▶ PROBLEM STATEMENT:
Transcribe all of the material below word for word and leave out its pictures.

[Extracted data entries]

● ● ● ● ● ● ●

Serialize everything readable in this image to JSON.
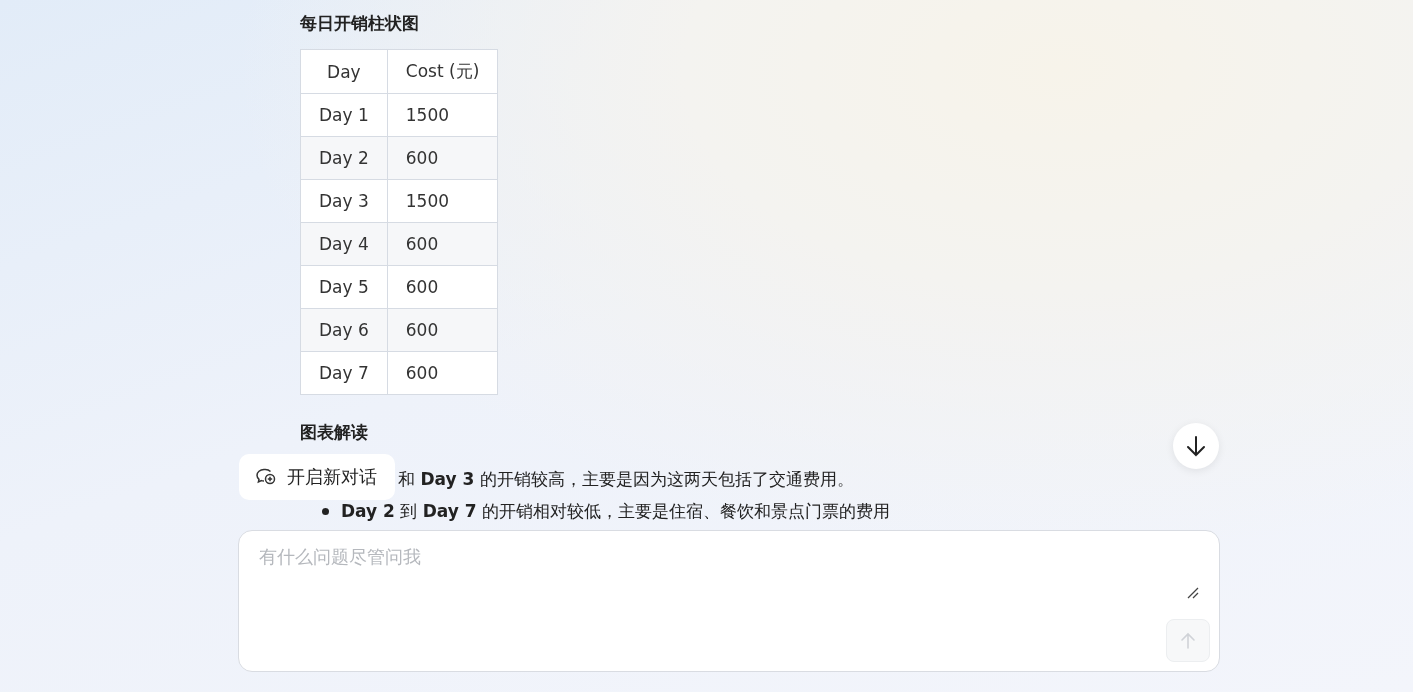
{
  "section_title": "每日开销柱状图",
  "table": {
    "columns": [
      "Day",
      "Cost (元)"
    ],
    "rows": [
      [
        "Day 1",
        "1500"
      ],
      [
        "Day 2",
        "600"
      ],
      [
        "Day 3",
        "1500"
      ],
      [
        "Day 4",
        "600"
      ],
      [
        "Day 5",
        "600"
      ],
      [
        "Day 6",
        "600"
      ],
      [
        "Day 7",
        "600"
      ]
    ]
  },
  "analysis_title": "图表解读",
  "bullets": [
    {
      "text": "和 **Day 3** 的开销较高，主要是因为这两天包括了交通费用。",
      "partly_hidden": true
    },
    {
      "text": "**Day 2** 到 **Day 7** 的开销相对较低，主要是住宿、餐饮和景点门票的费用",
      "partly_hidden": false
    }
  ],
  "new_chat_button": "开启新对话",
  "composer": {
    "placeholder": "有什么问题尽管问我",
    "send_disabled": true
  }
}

● ● ● ● ● ● ●

▶ WRITTEN RESPONSE:
Serialize everything readable in this image to JSON.
{
  "section_title": "每日开销柱状图",
  "table": {
    "columns": [
      "Day",
      "Cost (元)"
    ],
    "rows": [
      [
        "Day 1",
        "1500"
      ],
      [
        "Day 2",
        "600"
      ],
      [
        "Day 3",
        "1500"
      ],
      [
        "Day 4",
        "600"
      ],
      [
        "Day 5",
        "600"
      ],
      [
        "Day 6",
        "600"
      ],
      [
        "Day 7",
        "600"
      ]
    ]
  },
  "analysis_title": "图表解读",
  "bullets": [
    {
      "text": "和 **Day 3** 的开销较高，主要是因为这两天包括了交通费用。",
      "partly_hidden": true
    },
    {
      "text": "**Day 2** 到 **Day 7** 的开销相对较低，主要是住宿、餐饮和景点门票的费用",
      "partly_hidden": false
    }
  ],
  "new_chat_button": "开启新对话",
  "composer": {
    "placeholder": "有什么问题尽管问我",
    "send_disabled": true
  }
}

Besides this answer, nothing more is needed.